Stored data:

--------

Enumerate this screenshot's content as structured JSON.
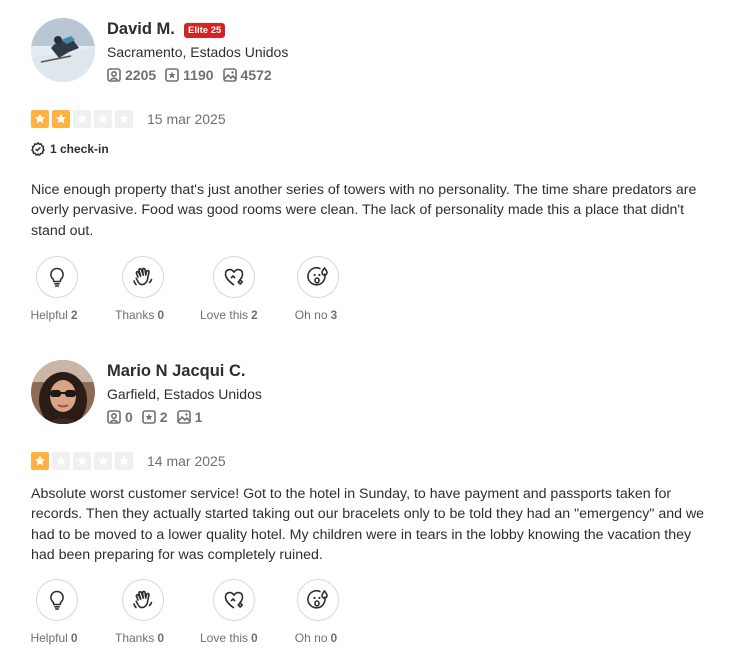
{
  "reviews": [
    {
      "user": {
        "name": "David M.",
        "badge": "Elite 25",
        "location": "Sacramento, Estados Unidos",
        "friends": "2205",
        "reviews": "1190",
        "photos": "4572"
      },
      "rating": 2,
      "max_rating": 5,
      "date": "15 mar 2025",
      "checkin": "1 check-in",
      "text": "Nice enough property that's just another series of towers with no personality. The time share predators are overly pervasive. Food was good rooms were clean. The lack of personality made this a place that didn't stand out.",
      "reactions": [
        {
          "label": "Helpful",
          "count": "2"
        },
        {
          "label": "Thanks",
          "count": "0"
        },
        {
          "label": "Love this",
          "count": "2"
        },
        {
          "label": "Oh no",
          "count": "3"
        }
      ]
    },
    {
      "user": {
        "name": "Mario N Jacqui C.",
        "location": "Garfield, Estados Unidos",
        "friends": "0",
        "reviews": "2",
        "photos": "1"
      },
      "rating": 1,
      "max_rating": 5,
      "date": "14 mar 2025",
      "text": "Absolute worst customer service! Got to the hotel in Sunday, to have payment and passports taken for records. Then they actually started taking out our bracelets only to be told they had an \"emergency\" and we had to be moved to a lower quality hotel. My children were in tears in the lobby knowing the vacation they had been preparing for was completely ruined.",
      "reactions": [
        {
          "label": "Helpful",
          "count": "0"
        },
        {
          "label": "Thanks",
          "count": "0"
        },
        {
          "label": "Love this",
          "count": "0"
        },
        {
          "label": "Oh no",
          "count": "0"
        }
      ]
    }
  ],
  "colors": {
    "star_on": "#ffb241",
    "star_off": "#f0f0f0",
    "elite_badge": "#d32323"
  }
}
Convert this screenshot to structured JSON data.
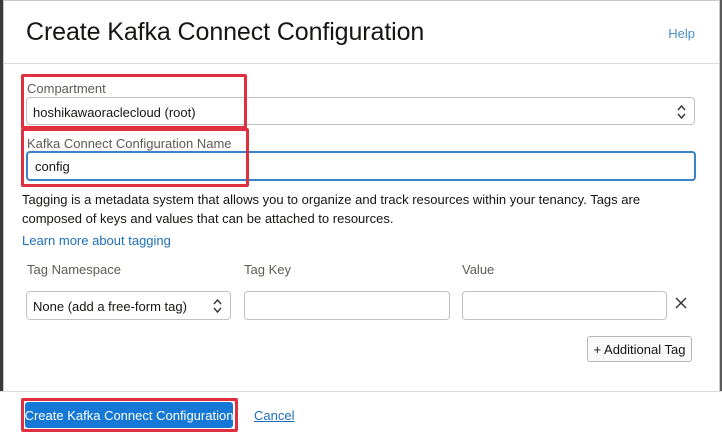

--------

Requirement: Leave out all pictures, then copy the remaining material exactly.

Exercise output:
Enumerate this screenshot's content as structured JSON.
{
  "reviews": [
    {
      "user": {
        "name": "David M.",
        "badge": "Elite 25",
        "location": "Sacramento, Estados Unidos",
        "friends": "2205",
        "reviews": "1190",
        "photos": "4572"
      },
      "rating": 2,
      "max_rating": 5,
      "date": "15 mar 2025",
      "checkin": "1 check-in",
      "text": "Nice enough property that's just another series of towers with no personality. The time share predators are overly pervasive. Food was good rooms were clean. The lack of personality made this a place that didn't stand out.",
      "reactions": [
        {
          "label": "Helpful",
          "count": "2"
        },
        {
          "label": "Thanks",
          "count": "0"
        },
        {
          "label": "Love this",
          "count": "2"
        },
        {
          "label": "Oh no",
          "count": "3"
        }
      ]
    },
    {
      "user": {
        "name": "Mario N Jacqui C.",
        "location": "Garfield, Estados Unidos",
        "friends": "0",
        "reviews": "2",
        "photos": "1"
      },
      "rating": 1,
      "max_rating": 5,
      "date": "14 mar 2025",
      "text": "Absolute worst customer service! Got to the hotel in Sunday, to have payment and passports taken for records. Then they actually started taking out our bracelets only to be told they had an \"emergency\" and we had to be moved to a lower quality hotel. My children were in tears in the lobby knowing the vacation they had been preparing for was completely ruined.",
      "reactions": [
        {
          "label": "Helpful",
          "count": "0"
        },
        {
          "label": "Thanks",
          "count": "0"
        },
        {
          "label": "Love this",
          "count": "0"
        },
        {
          "label": "Oh no",
          "count": "0"
        }
      ]
    }
  ],
  "colors": {
    "star_on": "#ffb241",
    "star_off": "#f0f0f0",
    "elite_badge": "#d32323"
  }
}
Convert this screenshot to structured JSON data.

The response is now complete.